§ SUPPLIED MATERIAL

>>

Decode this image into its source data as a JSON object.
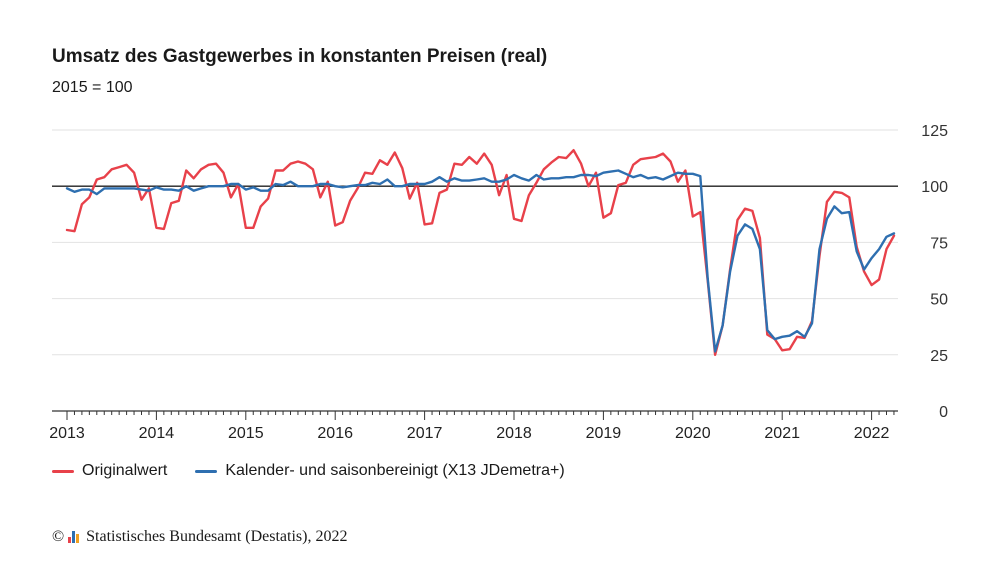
{
  "chart_data": {
    "type": "line",
    "title": "Umsatz des Gastgewerbes in konstanten Preisen (real)",
    "subtitle": "2015 = 100",
    "xlabel": "",
    "ylabel": "",
    "ylim": [
      0,
      125
    ],
    "y_ticks": [
      0,
      25,
      50,
      75,
      100,
      125
    ],
    "x_ticks": [
      "2013",
      "2014",
      "2015",
      "2016",
      "2017",
      "2018",
      "2019",
      "2020",
      "2021",
      "2022"
    ],
    "reference_line": 100,
    "grid": "horizontal",
    "legend_position": "bottom-left",
    "start": "2013-01",
    "series": [
      {
        "name": "Originalwert",
        "color": "#e8414a",
        "values": [
          80.5,
          80,
          92,
          95,
          103,
          104,
          107.5,
          108.5,
          109.5,
          106,
          94,
          99,
          81.5,
          81,
          92.5,
          93.5,
          107,
          103.5,
          107.5,
          109.5,
          110,
          106,
          95,
          101,
          81.5,
          81.5,
          91,
          94.5,
          107,
          107,
          110,
          111,
          110,
          107.5,
          95,
          102,
          82.5,
          84,
          93.5,
          99,
          106,
          105.5,
          111.5,
          109.5,
          115,
          108,
          94.5,
          101.5,
          83,
          83.5,
          97,
          98.5,
          110,
          109.5,
          113,
          110,
          114.5,
          109.5,
          96,
          105,
          85.5,
          84.5,
          96,
          101.5,
          107.5,
          110.5,
          113,
          112.5,
          116,
          110,
          100,
          106,
          86,
          88,
          100.5,
          101.5,
          109.5,
          112,
          112.5,
          113,
          114.5,
          111,
          102,
          107,
          86.5,
          88.5,
          58,
          25,
          38,
          63,
          85,
          90,
          89,
          77,
          34,
          32,
          27,
          27.5,
          33,
          32.5,
          40,
          69,
          93,
          97.5,
          97,
          95,
          73,
          62,
          56,
          58.5,
          72,
          78
        ]
      },
      {
        "name": "Kalender- und saisonbereinigt (X13 JDemetra+)",
        "color": "#2e6fb0",
        "values": [
          99,
          97.5,
          98.5,
          98.5,
          96.5,
          99,
          99,
          99,
          99,
          99,
          98.5,
          98,
          99.5,
          98.5,
          98.5,
          98,
          100,
          98,
          99,
          100,
          100,
          100,
          101,
          101,
          98.5,
          99.5,
          98,
          98,
          101,
          100.5,
          102,
          100,
          100,
          100,
          101,
          101,
          100,
          99.5,
          100,
          100.5,
          100.5,
          101.5,
          101,
          103,
          100,
          100,
          101,
          101,
          101,
          102,
          104,
          102,
          103.5,
          102.5,
          102.5,
          103,
          103.5,
          102,
          102,
          103,
          105,
          103.5,
          102.5,
          105,
          103,
          103.5,
          103.5,
          104,
          104,
          105,
          105,
          104.5,
          106,
          106.5,
          107,
          105.5,
          104,
          105,
          103.5,
          104,
          103,
          104.5,
          106,
          105.5,
          105.5,
          104.5,
          59,
          26.5,
          38,
          62,
          78,
          83,
          81,
          72,
          36,
          32,
          33,
          33.5,
          35.5,
          33,
          39,
          72,
          85.5,
          91,
          88,
          88.5,
          71,
          63,
          68,
          72,
          77.5,
          79
        ]
      }
    ],
    "source": "Statistisches Bundesamt (Destatis), 2022",
    "copyright_symbol": "©"
  }
}
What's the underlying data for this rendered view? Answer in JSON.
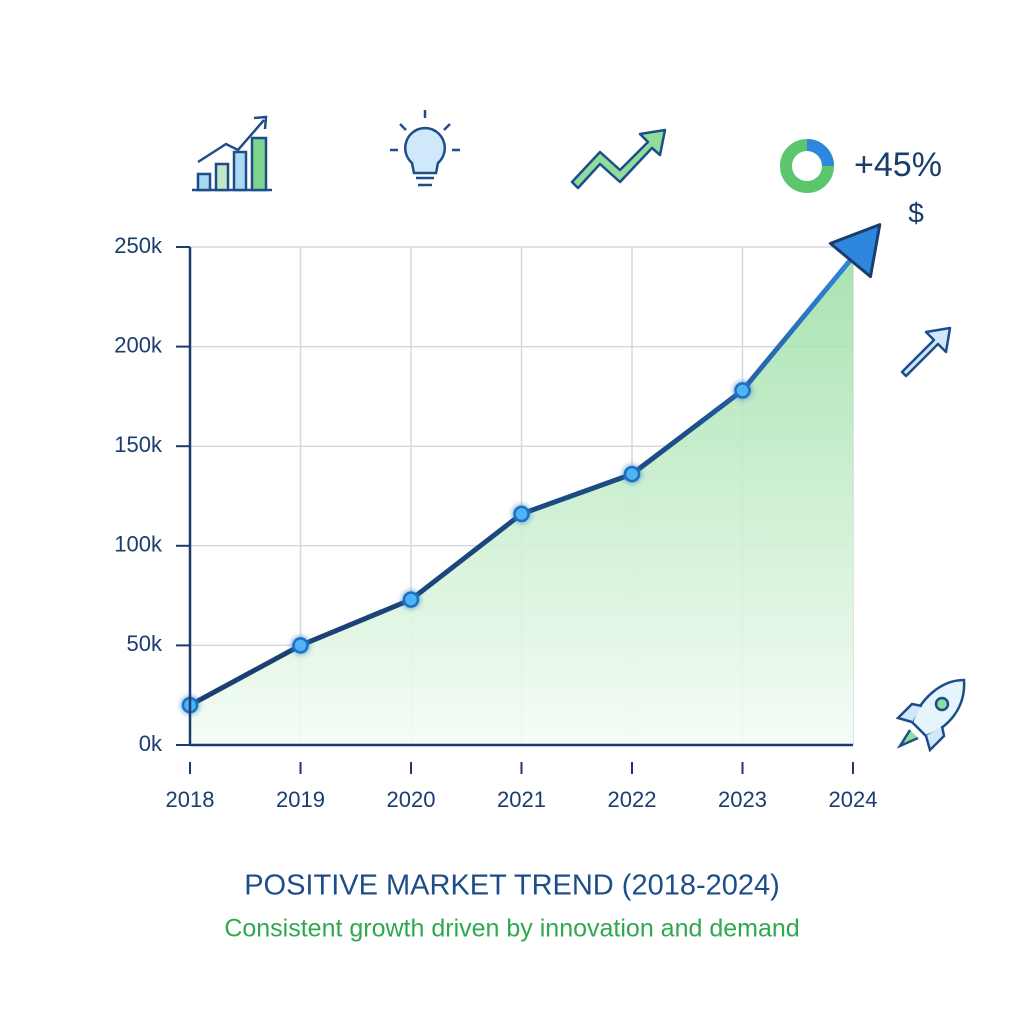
{
  "chart_data": {
    "type": "area",
    "title": "POSITIVE MARKET TREND (2018-2024)",
    "subtitle": "Consistent growth driven by innovation and demand",
    "annotations": [
      "+45%",
      "$"
    ],
    "categories": [
      "2018",
      "2019",
      "2020",
      "2021",
      "2022",
      "2023",
      "2024"
    ],
    "values": [
      20000,
      50000,
      73000,
      116000,
      136000,
      178000,
      245000
    ],
    "color": "#1a3d6e",
    "ylim": [
      0,
      250000
    ],
    "yticks": [
      {
        "value": 0,
        "label": "0k"
      },
      {
        "value": 50000,
        "label": "50k"
      },
      {
        "value": 100000,
        "label": "100k"
      },
      {
        "value": 150000,
        "label": "150k"
      },
      {
        "value": 200000,
        "label": "200k"
      },
      {
        "value": 250000,
        "label": "250k"
      }
    ],
    "grid": true
  }
}
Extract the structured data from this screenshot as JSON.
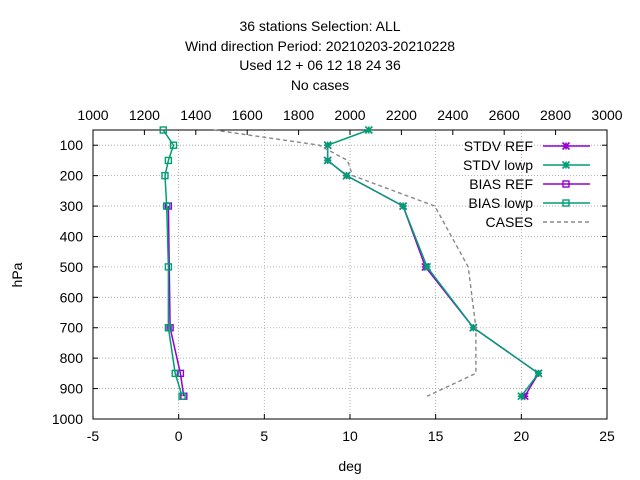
{
  "title_lines": [
    "36 stations Selection: ALL",
    "Wind direction  Period: 20210203-20210228",
    "Used  12  + 06 12 18 24 36",
    "No cases"
  ],
  "chart_data": {
    "type": "line",
    "xlabel": "deg",
    "ylabel": "hPa",
    "xlim": [
      -5,
      25
    ],
    "x_ticks": [
      -5,
      0,
      5,
      10,
      15,
      20,
      25
    ],
    "x2lim": [
      1000,
      3000
    ],
    "x2_ticks": [
      1000,
      1200,
      1400,
      1600,
      1800,
      2000,
      2200,
      2400,
      2600,
      2800,
      3000
    ],
    "ylim": [
      1000,
      50
    ],
    "y_ticks": [
      100,
      200,
      300,
      400,
      500,
      600,
      700,
      800,
      900,
      1000
    ],
    "grid": true,
    "legend_position": "top-right",
    "series": [
      {
        "name": "STDV REF",
        "color": "#9400d3",
        "marker": "x-star",
        "dash": false,
        "axis": "x1",
        "points": [
          [
            8.7,
            100
          ],
          [
            8.7,
            150
          ],
          [
            9.8,
            200
          ],
          [
            13.1,
            300
          ],
          [
            14.4,
            500
          ],
          [
            17.2,
            700
          ],
          [
            21.0,
            850
          ],
          [
            20.2,
            925
          ]
        ]
      },
      {
        "name": "STDV lowp",
        "color": "#009e73",
        "marker": "x-star",
        "dash": false,
        "axis": "x1",
        "points": [
          [
            11.1,
            50
          ],
          [
            8.7,
            100
          ],
          [
            8.7,
            150
          ],
          [
            9.8,
            200
          ],
          [
            13.1,
            300
          ],
          [
            14.5,
            500
          ],
          [
            17.2,
            700
          ],
          [
            21.0,
            850
          ],
          [
            20.0,
            925
          ]
        ]
      },
      {
        "name": "BIAS REF",
        "color": "#9400d3",
        "marker": "square",
        "dash": false,
        "axis": "x1",
        "points": [
          [
            -0.6,
            300
          ],
          [
            -0.5,
            700
          ],
          [
            0.1,
            850
          ],
          [
            0.3,
            925
          ]
        ]
      },
      {
        "name": "BIAS lowp",
        "color": "#009e73",
        "marker": "square",
        "dash": false,
        "axis": "x1",
        "points": [
          [
            -0.9,
            50
          ],
          [
            -0.3,
            100
          ],
          [
            -0.6,
            150
          ],
          [
            -0.8,
            200
          ],
          [
            -0.7,
            300
          ],
          [
            -0.6,
            500
          ],
          [
            -0.6,
            700
          ],
          [
            -0.2,
            850
          ],
          [
            0.2,
            925
          ]
        ]
      },
      {
        "name": "CASES",
        "color": "#888888",
        "marker": "none",
        "dash": true,
        "axis": "x2",
        "points": [
          [
            1470,
            50
          ],
          [
            1880,
            100
          ],
          [
            1990,
            150
          ],
          [
            2010,
            200
          ],
          [
            2330,
            300
          ],
          [
            2460,
            500
          ],
          [
            2490,
            700
          ],
          [
            2490,
            850
          ],
          [
            2300,
            925
          ]
        ]
      }
    ]
  }
}
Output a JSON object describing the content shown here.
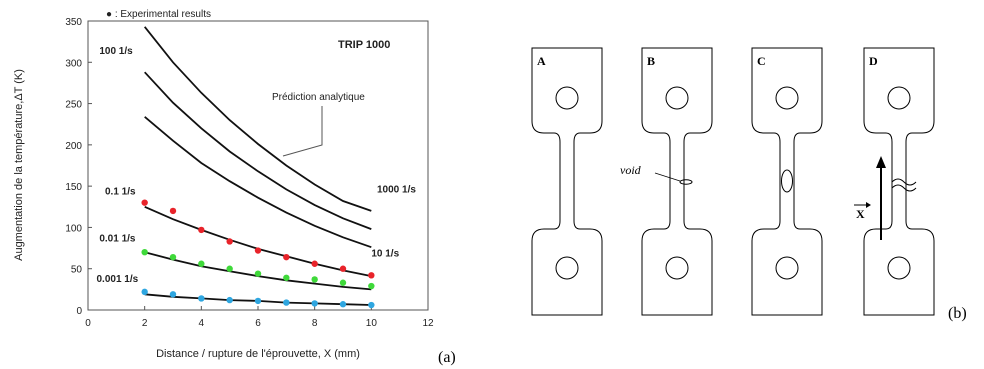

<<

Quote the data exactly, leaving every image out of the copy.

Decode this image into its source data as a JSON object.
{
  "chart_data": {
    "type": "line",
    "title": "Umsatz des Gastgewerbes in konstanten Preisen (real)",
    "subtitle": "2015 = 100",
    "xlabel": "",
    "ylabel": "",
    "ylim": [
      0,
      125
    ],
    "y_ticks": [
      0,
      25,
      50,
      75,
      100,
      125
    ],
    "x_ticks": [
      "2013",
      "2014",
      "2015",
      "2016",
      "2017",
      "2018",
      "2019",
      "2020",
      "2021",
      "2022"
    ],
    "reference_line": 100,
    "grid": "horizontal",
    "legend_position": "bottom-left",
    "start": "2013-01",
    "series": [
      {
        "name": "Originalwert",
        "color": "#e8414a",
        "values": [
          80.5,
          80,
          92,
          95,
          103,
          104,
          107.5,
          108.5,
          109.5,
          106,
          94,
          99,
          81.5,
          81,
          92.5,
          93.5,
          107,
          103.5,
          107.5,
          109.5,
          110,
          106,
          95,
          101,
          81.5,
          81.5,
          91,
          94.5,
          107,
          107,
          110,
          111,
          110,
          107.5,
          95,
          102,
          82.5,
          84,
          93.5,
          99,
          106,
          105.5,
          111.5,
          109.5,
          115,
          108,
          94.5,
          101.5,
          83,
          83.5,
          97,
          98.5,
          110,
          109.5,
          113,
          110,
          114.5,
          109.5,
          96,
          105,
          85.5,
          84.5,
          96,
          101.5,
          107.5,
          110.5,
          113,
          112.5,
          116,
          110,
          100,
          106,
          86,
          88,
          100.5,
          101.5,
          109.5,
          112,
          112.5,
          113,
          114.5,
          111,
          102,
          107,
          86.5,
          88.5,
          58,
          25,
          38,
          63,
          85,
          90,
          89,
          77,
          34,
          32,
          27,
          27.5,
          33,
          32.5,
          40,
          69,
          93,
          97.5,
          97,
          95,
          73,
          62,
          56,
          58.5,
          72,
          78
        ]
      },
      {
        "name": "Kalender- und saisonbereinigt (X13 JDemetra+)",
        "color": "#2e6fb0",
        "values": [
          99,
          97.5,
          98.5,
          98.5,
          96.5,
          99,
          99,
          99,
          99,
          99,
          98.5,
          98,
          99.5,
          98.5,
          98.5,
          98,
          100,
          98,
          99,
          100,
          100,
          100,
          101,
          101,
          98.5,
          99.5,
          98,
          98,
          101,
          100.5,
          102,
          100,
          100,
          100,
          101,
          101,
          100,
          99.5,
          100,
          100.5,
          100.5,
          101.5,
          101,
          103,
          100,
          100,
          101,
          101,
          101,
          102,
          104,
          102,
          103.5,
          102.5,
          102.5,
          103,
          103.5,
          102,
          102,
          103,
          105,
          103.5,
          102.5,
          105,
          103,
          103.5,
          103.5,
          104,
          104,
          105,
          105,
          104.5,
          106,
          106.5,
          107,
          105.5,
          104,
          105,
          103.5,
          104,
          103,
          104.5,
          106,
          105.5,
          105.5,
          104.5,
          59,
          26.5,
          38,
          62,
          78,
          83,
          81,
          72,
          36,
          32,
          33,
          33.5,
          35.5,
          33,
          39,
          72,
          85.5,
          91,
          88,
          88.5,
          71,
          63,
          68,
          72,
          77.5,
          79
        ]
      }
    ],
    "source": "Statistisches Bundesamt (Destatis), 2022",
    "copyright_symbol": "©"
  }
}
What's the underlying data for this rendered view? Answer in JSON.
{
  "chart_data": {
    "type": "area",
    "title": "POSITIVE MARKET TREND (2018-2024)",
    "subtitle": "Consistent growth driven by innovation and demand",
    "annotations": [
      "+45%",
      "$"
    ],
    "categories": [
      "2018",
      "2019",
      "2020",
      "2021",
      "2022",
      "2023",
      "2024"
    ],
    "values": [
      20000,
      50000,
      73000,
      116000,
      136000,
      178000,
      245000
    ],
    "color": "#1a3d6e",
    "ylim": [
      0,
      250000
    ],
    "yticks": [
      {
        "value": 0,
        "label": "0k"
      },
      {
        "value": 50000,
        "label": "50k"
      },
      {
        "value": 100000,
        "label": "100k"
      },
      {
        "value": 150000,
        "label": "150k"
      },
      {
        "value": 200000,
        "label": "200k"
      },
      {
        "value": 250000,
        "label": "250k"
      }
    ],
    "grid": true
  }
}
Extract the structured data from this screenshot as JSON.
{
  "title_lines": [
    "36 stations Selection: ALL",
    "Wind direction  Period: 20210203-20210228",
    "Used  12  + 06 12 18 24 36",
    "No cases"
  ],
  "chart_data": {
    "type": "line",
    "xlabel": "deg",
    "ylabel": "hPa",
    "xlim": [
      -5,
      25
    ],
    "x_ticks": [
      -5,
      0,
      5,
      10,
      15,
      20,
      25
    ],
    "x2lim": [
      1000,
      3000
    ],
    "x2_ticks": [
      1000,
      1200,
      1400,
      1600,
      1800,
      2000,
      2200,
      2400,
      2600,
      2800,
      3000
    ],
    "ylim": [
      1000,
      50
    ],
    "y_ticks": [
      100,
      200,
      300,
      400,
      500,
      600,
      700,
      800,
      900,
      1000
    ],
    "grid": true,
    "legend_position": "top-right",
    "series": [
      {
        "name": "STDV REF",
        "color": "#9400d3",
        "marker": "x-star",
        "dash": false,
        "axis": "x1",
        "points": [
          [
            8.7,
            100
          ],
          [
            8.7,
            150
          ],
          [
            9.8,
            200
          ],
          [
            13.1,
            300
          ],
          [
            14.4,
            500
          ],
          [
            17.2,
            700
          ],
          [
            21.0,
            850
          ],
          [
            20.2,
            925
          ]
        ]
      },
      {
        "name": "STDV lowp",
        "color": "#009e73",
        "marker": "x-star",
        "dash": false,
        "axis": "x1",
        "points": [
          [
            11.1,
            50
          ],
          [
            8.7,
            100
          ],
          [
            8.7,
            150
          ],
          [
            9.8,
            200
          ],
          [
            13.1,
            300
          ],
          [
            14.5,
            500
          ],
          [
            17.2,
            700
          ],
          [
            21.0,
            850
          ],
          [
            20.0,
            925
          ]
        ]
      },
      {
        "name": "BIAS REF",
        "color": "#9400d3",
        "marker": "square",
        "dash": false,
        "axis": "x1",
        "points": [
          [
            -0.6,
            300
          ],
          [
            -0.5,
            700
          ],
          [
            0.1,
            850
          ],
          [
            0.3,
            925
          ]
        ]
      },
      {
        "name": "BIAS lowp",
        "color": "#009e73",
        "marker": "square",
        "dash": false,
        "axis": "x1",
        "points": [
          [
            -0.9,
            50
          ],
          [
            -0.3,
            100
          ],
          [
            -0.6,
            150
          ],
          [
            -0.8,
            200
          ],
          [
            -0.7,
            300
          ],
          [
            -0.6,
            500
          ],
          [
            -0.6,
            700
          ],
          [
            -0.2,
            850
          ],
          [
            0.2,
            925
          ]
        ]
      },
      {
        "name": "CASES",
        "color": "#888888",
        "marker": "none",
        "dash": true,
        "axis": "x2",
        "points": [
          [
            1470,
            50
          ],
          [
            1880,
            100
          ],
          [
            1990,
            150
          ],
          [
            2010,
            200
          ],
          [
            2330,
            300
          ],
          [
            2460,
            500
          ],
          [
            2490,
            700
          ],
          [
            2490,
            850
          ],
          [
            2300,
            925
          ]
        ]
      }
    ]
  }
}
Output a JSON object describing the content shown here.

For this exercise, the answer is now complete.